THE PROBLEM = Below is a block of data; give all of it again word for word.

SUPPLIED DATA =
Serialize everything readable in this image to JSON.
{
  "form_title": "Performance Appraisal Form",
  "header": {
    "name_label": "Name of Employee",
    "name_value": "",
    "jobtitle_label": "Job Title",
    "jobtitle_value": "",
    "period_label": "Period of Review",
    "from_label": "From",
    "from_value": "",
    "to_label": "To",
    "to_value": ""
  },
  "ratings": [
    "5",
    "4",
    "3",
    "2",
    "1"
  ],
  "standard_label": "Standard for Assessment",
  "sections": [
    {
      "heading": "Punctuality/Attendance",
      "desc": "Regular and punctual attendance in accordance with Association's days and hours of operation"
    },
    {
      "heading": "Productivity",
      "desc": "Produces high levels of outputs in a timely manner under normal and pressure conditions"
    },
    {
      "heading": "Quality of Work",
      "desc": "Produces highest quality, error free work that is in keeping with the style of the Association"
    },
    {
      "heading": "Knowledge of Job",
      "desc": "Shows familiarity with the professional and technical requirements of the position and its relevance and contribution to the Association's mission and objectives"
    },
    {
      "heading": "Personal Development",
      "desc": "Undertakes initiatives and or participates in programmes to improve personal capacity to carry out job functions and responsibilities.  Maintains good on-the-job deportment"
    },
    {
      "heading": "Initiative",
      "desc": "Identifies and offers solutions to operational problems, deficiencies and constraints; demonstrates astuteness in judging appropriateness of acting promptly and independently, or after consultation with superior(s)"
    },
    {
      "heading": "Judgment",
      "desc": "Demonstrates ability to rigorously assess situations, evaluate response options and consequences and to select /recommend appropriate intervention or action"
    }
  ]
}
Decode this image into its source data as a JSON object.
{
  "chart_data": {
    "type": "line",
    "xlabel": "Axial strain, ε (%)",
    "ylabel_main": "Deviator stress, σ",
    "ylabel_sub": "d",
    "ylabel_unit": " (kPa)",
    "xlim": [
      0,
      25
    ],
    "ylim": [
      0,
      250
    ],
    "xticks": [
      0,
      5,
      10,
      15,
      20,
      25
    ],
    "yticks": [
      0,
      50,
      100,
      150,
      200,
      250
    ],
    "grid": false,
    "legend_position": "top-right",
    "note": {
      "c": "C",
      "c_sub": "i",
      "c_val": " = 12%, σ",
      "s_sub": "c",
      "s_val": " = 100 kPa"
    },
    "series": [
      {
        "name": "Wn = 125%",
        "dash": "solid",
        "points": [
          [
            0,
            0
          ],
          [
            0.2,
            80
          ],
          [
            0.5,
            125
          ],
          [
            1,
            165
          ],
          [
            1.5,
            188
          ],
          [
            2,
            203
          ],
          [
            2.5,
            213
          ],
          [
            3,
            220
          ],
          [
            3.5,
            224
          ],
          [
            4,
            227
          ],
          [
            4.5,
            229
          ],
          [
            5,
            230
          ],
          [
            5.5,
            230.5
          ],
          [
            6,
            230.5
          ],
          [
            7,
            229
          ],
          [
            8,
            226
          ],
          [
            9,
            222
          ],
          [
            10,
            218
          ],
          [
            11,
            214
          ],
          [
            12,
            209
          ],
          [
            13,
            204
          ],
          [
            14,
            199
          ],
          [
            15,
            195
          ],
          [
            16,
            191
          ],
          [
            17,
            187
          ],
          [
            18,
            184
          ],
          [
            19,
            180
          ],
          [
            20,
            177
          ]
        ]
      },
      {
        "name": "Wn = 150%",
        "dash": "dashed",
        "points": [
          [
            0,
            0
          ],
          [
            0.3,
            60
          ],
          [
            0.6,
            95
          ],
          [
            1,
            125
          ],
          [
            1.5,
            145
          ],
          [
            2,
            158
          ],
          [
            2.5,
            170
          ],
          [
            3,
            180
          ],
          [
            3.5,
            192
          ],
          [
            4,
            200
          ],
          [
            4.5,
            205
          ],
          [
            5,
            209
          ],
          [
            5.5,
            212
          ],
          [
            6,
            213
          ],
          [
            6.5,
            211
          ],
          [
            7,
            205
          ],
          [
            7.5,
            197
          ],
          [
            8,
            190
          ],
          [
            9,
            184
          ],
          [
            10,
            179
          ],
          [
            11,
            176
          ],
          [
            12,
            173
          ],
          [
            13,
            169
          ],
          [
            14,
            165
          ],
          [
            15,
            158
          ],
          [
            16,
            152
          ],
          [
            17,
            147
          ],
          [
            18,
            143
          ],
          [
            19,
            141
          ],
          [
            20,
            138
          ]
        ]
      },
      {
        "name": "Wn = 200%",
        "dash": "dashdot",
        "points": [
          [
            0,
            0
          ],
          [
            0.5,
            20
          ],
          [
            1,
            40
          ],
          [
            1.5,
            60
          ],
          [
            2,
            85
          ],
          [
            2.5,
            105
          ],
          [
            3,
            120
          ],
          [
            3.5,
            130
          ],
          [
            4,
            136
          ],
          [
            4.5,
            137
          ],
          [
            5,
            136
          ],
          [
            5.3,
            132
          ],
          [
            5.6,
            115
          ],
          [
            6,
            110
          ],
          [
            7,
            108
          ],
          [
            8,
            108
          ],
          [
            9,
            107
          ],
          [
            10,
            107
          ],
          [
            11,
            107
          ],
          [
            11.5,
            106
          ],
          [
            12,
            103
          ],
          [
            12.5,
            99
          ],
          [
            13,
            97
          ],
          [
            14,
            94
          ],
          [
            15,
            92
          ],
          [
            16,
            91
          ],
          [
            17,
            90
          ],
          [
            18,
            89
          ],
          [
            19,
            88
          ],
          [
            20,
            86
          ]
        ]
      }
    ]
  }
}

ANSWER FOR THE TASK =
Serialize everything readable in this image to JSON.
{
  "form_title": "Performance Appraisal Form",
  "header": {
    "name_label": "Name of Employee",
    "name_value": "",
    "jobtitle_label": "Job Title",
    "jobtitle_value": "",
    "period_label": "Period of Review",
    "from_label": "From",
    "from_value": "",
    "to_label": "To",
    "to_value": ""
  },
  "ratings": [
    "5",
    "4",
    "3",
    "2",
    "1"
  ],
  "standard_label": "Standard for Assessment",
  "sections": [
    {
      "heading": "Punctuality/Attendance",
      "desc": "Regular and punctual attendance in accordance with Association's days and hours of operation"
    },
    {
      "heading": "Productivity",
      "desc": "Produces high levels of outputs in a timely manner under normal and pressure conditions"
    },
    {
      "heading": "Quality of Work",
      "desc": "Produces highest quality, error free work that is in keeping with the style of the Association"
    },
    {
      "heading": "Knowledge of Job",
      "desc": "Shows familiarity with the professional and technical requirements of the position and its relevance and contribution to the Association's mission and objectives"
    },
    {
      "heading": "Personal Development",
      "desc": "Undertakes initiatives and or participates in programmes to improve personal capacity to carry out job functions and responsibilities.  Maintains good on-the-job deportment"
    },
    {
      "heading": "Initiative",
      "desc": "Identifies and offers solutions to operational problems, deficiencies and constraints; demonstrates astuteness in judging appropriateness of acting promptly and independently, or after consultation with superior(s)"
    },
    {
      "heading": "Judgment",
      "desc": "Demonstrates ability to rigorously assess situations, evaluate response options and consequences and to select /recommend appropriate intervention or action"
    }
  ]
}
Decode this image into its source data as a JSON object.
{
  "chart_data": {
    "type": "line",
    "xlabel": "Axial strain, ε (%)",
    "ylabel_main": "Deviator stress, σ",
    "ylabel_sub": "d",
    "ylabel_unit": " (kPa)",
    "xlim": [
      0,
      25
    ],
    "ylim": [
      0,
      250
    ],
    "xticks": [
      0,
      5,
      10,
      15,
      20,
      25
    ],
    "yticks": [
      0,
      50,
      100,
      150,
      200,
      250
    ],
    "grid": false,
    "legend_position": "top-right",
    "note": {
      "c": "C",
      "c_sub": "i",
      "c_val": " = 12%, σ",
      "s_sub": "c",
      "s_val": " = 100 kPa"
    },
    "series": [
      {
        "name": "Wn = 125%",
        "dash": "solid",
        "points": [
          [
            0,
            0
          ],
          [
            0.2,
            80
          ],
          [
            0.5,
            125
          ],
          [
            1,
            165
          ],
          [
            1.5,
            188
          ],
          [
            2,
            203
          ],
          [
            2.5,
            213
          ],
          [
            3,
            220
          ],
          [
            3.5,
            224
          ],
          [
            4,
            227
          ],
          [
            4.5,
            229
          ],
          [
            5,
            230
          ],
          [
            5.5,
            230.5
          ],
          [
            6,
            230.5
          ],
          [
            7,
            229
          ],
          [
            8,
            226
          ],
          [
            9,
            222
          ],
          [
            10,
            218
          ],
          [
            11,
            214
          ],
          [
            12,
            209
          ],
          [
            13,
            204
          ],
          [
            14,
            199
          ],
          [
            15,
            195
          ],
          [
            16,
            191
          ],
          [
            17,
            187
          ],
          [
            18,
            184
          ],
          [
            19,
            180
          ],
          [
            20,
            177
          ]
        ]
      },
      {
        "name": "Wn = 150%",
        "dash": "dashed",
        "points": [
          [
            0,
            0
          ],
          [
            0.3,
            60
          ],
          [
            0.6,
            95
          ],
          [
            1,
            125
          ],
          [
            1.5,
            145
          ],
          [
            2,
            158
          ],
          [
            2.5,
            170
          ],
          [
            3,
            180
          ],
          [
            3.5,
            192
          ],
          [
            4,
            200
          ],
          [
            4.5,
            205
          ],
          [
            5,
            209
          ],
          [
            5.5,
            212
          ],
          [
            6,
            213
          ],
          [
            6.5,
            211
          ],
          [
            7,
            205
          ],
          [
            7.5,
            197
          ],
          [
            8,
            190
          ],
          [
            9,
            184
          ],
          [
            10,
            179
          ],
          [
            11,
            176
          ],
          [
            12,
            173
          ],
          [
            13,
            169
          ],
          [
            14,
            165
          ],
          [
            15,
            158
          ],
          [
            16,
            152
          ],
          [
            17,
            147
          ],
          [
            18,
            143
          ],
          [
            19,
            141
          ],
          [
            20,
            138
          ]
        ]
      },
      {
        "name": "Wn = 200%",
        "dash": "dashdot",
        "points": [
          [
            0,
            0
          ],
          [
            0.5,
            20
          ],
          [
            1,
            40
          ],
          [
            1.5,
            60
          ],
          [
            2,
            85
          ],
          [
            2.5,
            105
          ],
          [
            3,
            120
          ],
          [
            3.5,
            130
          ],
          [
            4,
            136
          ],
          [
            4.5,
            137
          ],
          [
            5,
            136
          ],
          [
            5.3,
            132
          ],
          [
            5.6,
            115
          ],
          [
            6,
            110
          ],
          [
            7,
            108
          ],
          [
            8,
            108
          ],
          [
            9,
            107
          ],
          [
            10,
            107
          ],
          [
            11,
            107
          ],
          [
            11.5,
            106
          ],
          [
            12,
            103
          ],
          [
            12.5,
            99
          ],
          [
            13,
            97
          ],
          [
            14,
            94
          ],
          [
            15,
            92
          ],
          [
            16,
            91
          ],
          [
            17,
            90
          ],
          [
            18,
            89
          ],
          [
            19,
            88
          ],
          [
            20,
            86
          ]
        ]
      }
    ]
  }
}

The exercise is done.